(PROVIDED MATERIAL):
--
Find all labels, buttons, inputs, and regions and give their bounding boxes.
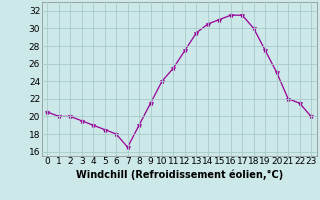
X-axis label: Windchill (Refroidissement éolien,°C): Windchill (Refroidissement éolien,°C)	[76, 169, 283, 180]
--
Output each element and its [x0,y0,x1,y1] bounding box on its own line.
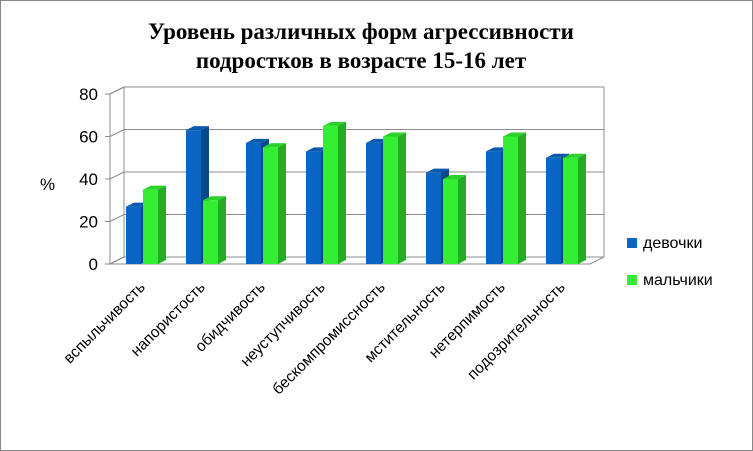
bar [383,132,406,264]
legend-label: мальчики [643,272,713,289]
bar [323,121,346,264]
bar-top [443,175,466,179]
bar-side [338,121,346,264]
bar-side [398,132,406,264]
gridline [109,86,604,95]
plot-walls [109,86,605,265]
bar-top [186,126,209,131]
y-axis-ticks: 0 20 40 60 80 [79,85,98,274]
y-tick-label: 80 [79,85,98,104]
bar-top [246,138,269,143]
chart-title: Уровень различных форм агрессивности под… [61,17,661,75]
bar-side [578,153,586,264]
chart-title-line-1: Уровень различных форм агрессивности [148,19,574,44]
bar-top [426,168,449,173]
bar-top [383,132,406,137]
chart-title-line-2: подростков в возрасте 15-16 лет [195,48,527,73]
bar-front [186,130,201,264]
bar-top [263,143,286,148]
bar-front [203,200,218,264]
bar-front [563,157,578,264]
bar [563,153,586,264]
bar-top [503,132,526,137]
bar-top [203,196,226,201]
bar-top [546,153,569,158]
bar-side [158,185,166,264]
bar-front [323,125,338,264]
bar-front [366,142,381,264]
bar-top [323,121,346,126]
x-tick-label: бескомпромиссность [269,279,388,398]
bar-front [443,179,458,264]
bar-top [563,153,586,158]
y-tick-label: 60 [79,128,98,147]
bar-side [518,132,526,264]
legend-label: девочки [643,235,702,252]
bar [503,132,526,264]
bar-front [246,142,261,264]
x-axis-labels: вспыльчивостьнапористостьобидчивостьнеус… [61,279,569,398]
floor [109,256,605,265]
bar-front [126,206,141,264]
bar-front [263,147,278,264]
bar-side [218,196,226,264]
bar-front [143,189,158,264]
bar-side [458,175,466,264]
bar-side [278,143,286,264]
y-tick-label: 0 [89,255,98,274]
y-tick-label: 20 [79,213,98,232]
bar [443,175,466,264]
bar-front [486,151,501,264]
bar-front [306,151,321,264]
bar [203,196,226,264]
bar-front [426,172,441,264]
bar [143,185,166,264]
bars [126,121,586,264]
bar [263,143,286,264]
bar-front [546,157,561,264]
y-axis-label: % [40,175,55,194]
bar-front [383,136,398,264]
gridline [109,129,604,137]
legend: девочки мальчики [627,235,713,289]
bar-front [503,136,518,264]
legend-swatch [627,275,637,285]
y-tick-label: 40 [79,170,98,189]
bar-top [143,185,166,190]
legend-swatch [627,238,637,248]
--
(PROBLEM TO SOLVE): Repeat the stretch of rows from the line that contains "Find all labels, buttons, inputs, and" through the line that contains "X-axis label: Windchill", leaving out the picture.

(WRITTEN SOLUTION):
Find all labels, buttons, inputs, and regions and give their bounding boxes.
X-axis label: Windchill (Refroidissement éolien,°C): Windchill (Refroidissement éolien,°C)	[76, 169, 283, 180]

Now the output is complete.